Stated goal.
Copy out the entries below in full and exactly.

** begin Records for this task **

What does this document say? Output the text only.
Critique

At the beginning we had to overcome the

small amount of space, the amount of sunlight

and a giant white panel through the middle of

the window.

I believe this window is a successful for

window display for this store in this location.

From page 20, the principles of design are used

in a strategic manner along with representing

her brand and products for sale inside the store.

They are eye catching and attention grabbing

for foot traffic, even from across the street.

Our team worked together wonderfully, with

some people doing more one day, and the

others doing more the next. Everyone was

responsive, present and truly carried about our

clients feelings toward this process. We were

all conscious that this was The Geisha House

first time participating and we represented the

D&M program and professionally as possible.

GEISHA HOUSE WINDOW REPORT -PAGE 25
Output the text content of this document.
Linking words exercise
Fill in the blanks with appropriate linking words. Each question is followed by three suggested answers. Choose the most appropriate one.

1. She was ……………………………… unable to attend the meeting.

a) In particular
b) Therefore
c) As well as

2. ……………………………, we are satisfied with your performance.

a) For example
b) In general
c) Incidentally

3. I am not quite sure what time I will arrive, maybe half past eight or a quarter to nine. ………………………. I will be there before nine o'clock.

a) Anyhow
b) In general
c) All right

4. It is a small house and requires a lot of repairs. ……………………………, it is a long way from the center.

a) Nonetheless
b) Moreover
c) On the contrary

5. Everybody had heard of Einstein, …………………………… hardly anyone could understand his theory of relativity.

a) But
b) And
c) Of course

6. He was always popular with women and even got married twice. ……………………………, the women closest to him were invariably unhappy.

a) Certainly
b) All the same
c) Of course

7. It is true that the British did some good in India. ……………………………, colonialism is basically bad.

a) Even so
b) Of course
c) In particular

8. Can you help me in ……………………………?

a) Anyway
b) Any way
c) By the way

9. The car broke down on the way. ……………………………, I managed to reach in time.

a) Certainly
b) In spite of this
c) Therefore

** end Records for this task **

Task output.
What does this document say? Output the text only.
Critique

At the beginning we had to overcome the

small amount of space, the amount of sunlight

and a giant white panel through the middle of

the window.

I believe this window is a successful for

window display for this store in this location.

From page 20, the principles of design are used

in a strategic manner along with representing

her brand and products for sale inside the store.

They are eye catching and attention grabbing

for foot traffic, even from across the street.

Our team worked together wonderfully, with

some people doing more one day, and the

others doing more the next. Everyone was

responsive, present and truly carried about our

clients feelings toward this process. We were

all conscious that this was The Geisha House

first time participating and we represented the

D&M program and professionally as possible.

GEISHA HOUSE WINDOW REPORT -PAGE 25
Output the text content of this document.
Linking words exercise
Fill in the blanks with appropriate linking words. Each question is followed by three suggested answers. Choose the most appropriate one.

1. She was ……………………………… unable to attend the meeting.

a) In particular
b) Therefore
c) As well as

2. ……………………………, we are satisfied with your performance.

a) For example
b) In general
c) Incidentally

3. I am not quite sure what time I will arrive, maybe half past eight or a quarter to nine. ………………………. I will be there before nine o'clock.

a) Anyhow
b) In general
c) All right

4. It is a small house and requires a lot of repairs. ……………………………, it is a long way from the center.

a) Nonetheless
b) Moreover
c) On the contrary

5. Everybody had heard of Einstein, …………………………… hardly anyone could understand his theory of relativity.

a) But
b) And
c) Of course

6. He was always popular with women and even got married twice. ……………………………, the women closest to him were invariably unhappy.

a) Certainly
b) All the same
c) Of course

7. It is true that the British did some good in India. ……………………………, colonialism is basically bad.

a) Even so
b) Of course
c) In particular

8. Can you help me in ……………………………?

a) Anyway
b) Any way
c) By the way

9. The car broke down on the way. ……………………………, I managed to reach in time.

a) Certainly
b) In spite of this
c) Therefore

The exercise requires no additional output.